═══ Bloc de texte

Sa version "euphémisée " adopte une posture post-politique en se rattachant à des éléments tels que :
- Le consensus,
- L'inclusion,
- la moralité,
- La modernisation,
- le bien national,
- Le progrès,
- et ainsi de suite (Harjuniemi, 2019).
L'argument de Fraser résonne bien avec de nombreux études de communication analysant comment le néolibéralisme s'euphémise en activant des liens avec des luttes sociales progressistes " post-politiques " ; la liste de ces travaux universitaires serait assez longue (par ex, Ashby-King & Hana-sono, 2019 ; Dingo, 2018 ; Jacobsson, 2019 ; Jones & Mukherjee, 2010;Orgad & Nikunen, 2015 ; Roderick, 2019 ; Tompkins, 2017).
Ces travaux sont conformes à la description faite par Fraser (2019) du "reconditionnement" du projet néolibéral sous la couverture involontaire des nouveaux mouvements sociaux (p. 13). Dans les études de discours, le "reconditionnement" de Fraser apparaît comme une réarticulation : lorsque le "néolibéralisme transparent" en vient à être articulé comme un "néolibéralisme euphémisé", lié à des éléments tels que le "progrès", la "modernité", la "civilisation", l'"émancipation", et ainsi de suite.

══════

_Consignes:_
(1) Répondez à ces questions sur le texte consacré au néolibéralisme euphémisé :
(a) Quelle référence accompagne la liste des éléments auxquels se rattache la version « euphémisée » ?
(b) À quelle page se trouve la description du « reconditionnement » faite par Fraser (2019) ?
(c) Sous quelle forme le « reconditionnement » apparaît-il dans les études de discours ?
(2) Rédigez la suite du texte sur le néolibéralisme euphémisé, à partir de sa dernière phrase.
Les données constituent un matériau distinct du texte.

═══ Données fournies

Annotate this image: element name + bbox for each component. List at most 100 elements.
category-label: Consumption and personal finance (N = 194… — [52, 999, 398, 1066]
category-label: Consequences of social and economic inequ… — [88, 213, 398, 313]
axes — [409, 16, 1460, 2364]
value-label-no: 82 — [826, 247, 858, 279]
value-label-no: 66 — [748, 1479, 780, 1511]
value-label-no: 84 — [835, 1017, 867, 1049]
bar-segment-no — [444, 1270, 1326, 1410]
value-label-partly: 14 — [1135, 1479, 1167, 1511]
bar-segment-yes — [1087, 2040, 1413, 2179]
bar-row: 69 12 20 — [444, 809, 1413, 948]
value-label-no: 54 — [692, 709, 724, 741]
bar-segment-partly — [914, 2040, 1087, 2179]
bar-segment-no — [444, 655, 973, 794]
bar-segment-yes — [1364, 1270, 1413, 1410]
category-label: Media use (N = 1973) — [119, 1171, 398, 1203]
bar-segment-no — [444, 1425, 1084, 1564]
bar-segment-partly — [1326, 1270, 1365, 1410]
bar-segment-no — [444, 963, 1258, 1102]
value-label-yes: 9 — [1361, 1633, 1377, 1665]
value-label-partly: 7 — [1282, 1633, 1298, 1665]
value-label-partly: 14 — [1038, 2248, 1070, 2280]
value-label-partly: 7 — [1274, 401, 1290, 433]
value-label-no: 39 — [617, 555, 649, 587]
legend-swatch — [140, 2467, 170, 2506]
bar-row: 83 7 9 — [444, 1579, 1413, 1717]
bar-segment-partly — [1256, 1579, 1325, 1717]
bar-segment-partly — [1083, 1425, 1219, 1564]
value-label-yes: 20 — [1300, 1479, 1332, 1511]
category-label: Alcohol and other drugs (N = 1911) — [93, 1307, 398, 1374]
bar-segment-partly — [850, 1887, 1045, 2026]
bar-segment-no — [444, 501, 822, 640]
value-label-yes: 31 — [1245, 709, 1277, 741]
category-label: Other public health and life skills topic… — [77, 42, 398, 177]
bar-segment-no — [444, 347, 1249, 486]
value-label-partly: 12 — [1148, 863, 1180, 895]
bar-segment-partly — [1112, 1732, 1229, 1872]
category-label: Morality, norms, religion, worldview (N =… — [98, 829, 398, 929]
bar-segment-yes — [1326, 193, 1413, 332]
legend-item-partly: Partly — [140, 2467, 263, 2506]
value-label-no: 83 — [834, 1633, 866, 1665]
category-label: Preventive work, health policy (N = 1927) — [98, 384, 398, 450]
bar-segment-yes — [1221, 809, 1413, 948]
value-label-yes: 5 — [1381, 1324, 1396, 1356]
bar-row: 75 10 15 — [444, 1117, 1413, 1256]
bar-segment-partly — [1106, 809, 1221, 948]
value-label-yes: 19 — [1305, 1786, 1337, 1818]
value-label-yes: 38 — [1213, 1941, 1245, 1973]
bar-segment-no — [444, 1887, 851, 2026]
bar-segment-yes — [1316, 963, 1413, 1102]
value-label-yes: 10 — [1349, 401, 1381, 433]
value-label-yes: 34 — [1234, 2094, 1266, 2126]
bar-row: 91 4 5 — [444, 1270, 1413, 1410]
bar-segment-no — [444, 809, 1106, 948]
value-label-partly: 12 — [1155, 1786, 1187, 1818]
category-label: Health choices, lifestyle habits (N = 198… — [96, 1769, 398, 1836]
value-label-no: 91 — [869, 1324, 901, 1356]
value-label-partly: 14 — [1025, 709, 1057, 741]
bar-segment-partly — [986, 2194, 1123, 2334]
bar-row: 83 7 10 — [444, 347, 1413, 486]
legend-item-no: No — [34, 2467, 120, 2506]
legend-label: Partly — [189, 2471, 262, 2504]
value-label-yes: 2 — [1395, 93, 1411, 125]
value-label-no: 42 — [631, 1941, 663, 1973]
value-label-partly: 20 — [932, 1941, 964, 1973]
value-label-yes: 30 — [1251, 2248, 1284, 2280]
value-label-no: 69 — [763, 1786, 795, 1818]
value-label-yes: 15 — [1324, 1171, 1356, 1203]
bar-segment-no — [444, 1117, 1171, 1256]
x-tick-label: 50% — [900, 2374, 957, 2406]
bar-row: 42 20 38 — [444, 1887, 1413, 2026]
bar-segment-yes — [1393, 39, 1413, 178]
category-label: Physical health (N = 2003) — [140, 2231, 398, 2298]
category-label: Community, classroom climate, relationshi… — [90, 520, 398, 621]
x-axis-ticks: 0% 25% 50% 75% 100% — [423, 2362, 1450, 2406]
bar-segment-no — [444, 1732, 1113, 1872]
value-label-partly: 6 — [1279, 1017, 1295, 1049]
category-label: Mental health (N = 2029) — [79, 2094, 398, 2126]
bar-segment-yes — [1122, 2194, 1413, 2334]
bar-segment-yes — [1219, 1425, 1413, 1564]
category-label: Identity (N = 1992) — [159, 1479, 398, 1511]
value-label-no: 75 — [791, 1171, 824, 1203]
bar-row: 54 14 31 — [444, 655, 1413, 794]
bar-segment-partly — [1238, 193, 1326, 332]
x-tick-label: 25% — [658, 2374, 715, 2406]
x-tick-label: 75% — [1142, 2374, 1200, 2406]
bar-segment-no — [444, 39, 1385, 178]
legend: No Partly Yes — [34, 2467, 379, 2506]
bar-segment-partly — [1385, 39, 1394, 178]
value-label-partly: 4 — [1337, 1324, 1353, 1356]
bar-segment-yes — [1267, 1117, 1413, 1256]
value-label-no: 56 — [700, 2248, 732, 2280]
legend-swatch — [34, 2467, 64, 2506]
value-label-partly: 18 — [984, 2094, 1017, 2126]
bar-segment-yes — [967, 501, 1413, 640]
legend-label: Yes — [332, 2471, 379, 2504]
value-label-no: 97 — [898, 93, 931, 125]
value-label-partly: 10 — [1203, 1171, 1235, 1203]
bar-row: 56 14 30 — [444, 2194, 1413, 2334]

══════

_Réponses rédigées:_
(1)
(a) Harjuniemi, 2019.
(b) À la page 13.
(c) Sous la forme d'une réarticulation.

(2)
Malgré la résonance de la théorie de Fraser avec des études critiques plus larges, elle décrit principalement le néolibéralisme américain et ne fait pas le lien avec la variété des contextes néolibéraux dans le monde. Si le néolibéralisme est un développement mondial, il n'y a pas tant de sociétés non occidentales dont les nouveaux mouvements sociaux ont le "charisme" nécessaire pour influencer l'opinion publique.
Dans de nombreux endroits en dehors de l'Europe et des Etats-Unis, les attitudes publiques dominantes envers les programmes des nouveaux mouvements sociaux restent intolérantes, et leurs activités peuvent difficilement être considérées comme suffisamment influentes ou efficaces pour "donner du charisme" à l'ordre néolibéral. En ce sens, malgré la reconnaissance par Fraser (2019) du fait que " notre crise politique... n'est pas seulement américaine, mais mondiale " (p. 8), son analyse est centrée sur l'Occident. Néanmoins, cela ne rend pas la ligne d'argumentation de Fraser non pertinente pour les espaces culturels non occidentaux.
Si, à l'instar de Laclau (2005), nous considérons le " progrès " comme un signifiant vide et flottant, le " néolibéralisme progressiste " fonctionnera même dans le contexte des sociétés non occidentales, bien que dans un sens plus large non abordé par Fraser. Dans de nombreuses sociétés non occidentales, qui ont leurs propres versions de "néolibéralismes locaux" (Peck & Theodore, 2019, p. 247), l'idée de "progrès" peut être liée non pas à la politique de reconnaissance, mais à l'idée de modernisation - économique, technologique et politique. La modernisation, à son tour, peut également être articulée différemment : comme un projet d'occidentalisation, ce qui était le cas dans la Russie de Eltsine, ou comme une "modernité alternative" - "la nation comme corporation" à Singapour.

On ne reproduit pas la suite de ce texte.